» Exercise aim:
Repeat every record below exactly, leaving out the pictures.

** Start Raw data **

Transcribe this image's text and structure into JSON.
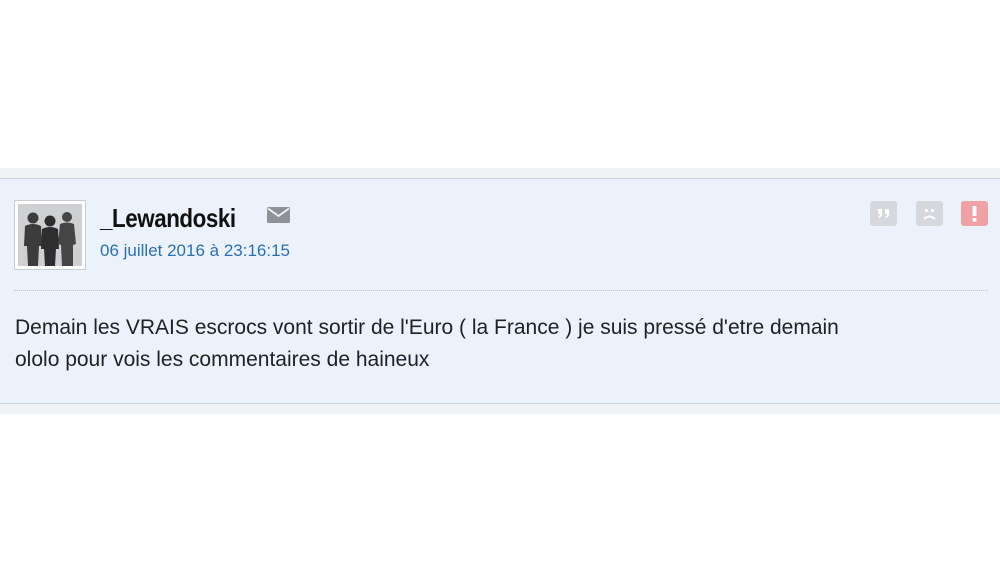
{
  "post": {
    "author": "_Lewandoski",
    "date": "06 juillet 2016 à 23:16:15",
    "message_lines": [
      "Demain les VRAIS escrocs vont sortir de l'Euro ( la France ) je suis pressé d'etre demain",
      "ololo pour vois les commentaires de haineux"
    ],
    "icons": {
      "avatar": "avatar-silhouettes",
      "mail": "mail-icon",
      "quote": "quote-icon",
      "sad": "sad-face-icon",
      "alert": "alert-icon"
    }
  },
  "colors": {
    "post_background": "#ebf2fb",
    "date_link": "#2a6fb0",
    "alert_badge": "#f0a1a6",
    "neutral_badge": "#d5d8dc"
  }
}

** End Raw data **

» Full solution:
Transcribe this image's text and structure into JSON.
{
  "post": {
    "author": "_Lewandoski",
    "date": "06 juillet 2016 à 23:16:15",
    "message_lines": [
      "Demain les VRAIS escrocs vont sortir de l'Euro ( la France ) je suis pressé d'etre demain",
      "ololo pour vois les commentaires de haineux"
    ],
    "icons": {
      "avatar": "avatar-silhouettes",
      "mail": "mail-icon",
      "quote": "quote-icon",
      "sad": "sad-face-icon",
      "alert": "alert-icon"
    }
  },
  "colors": {
    "post_background": "#ebf2fb",
    "date_link": "#2a6fb0",
    "alert_badge": "#f0a1a6",
    "neutral_badge": "#d5d8dc"
  }
}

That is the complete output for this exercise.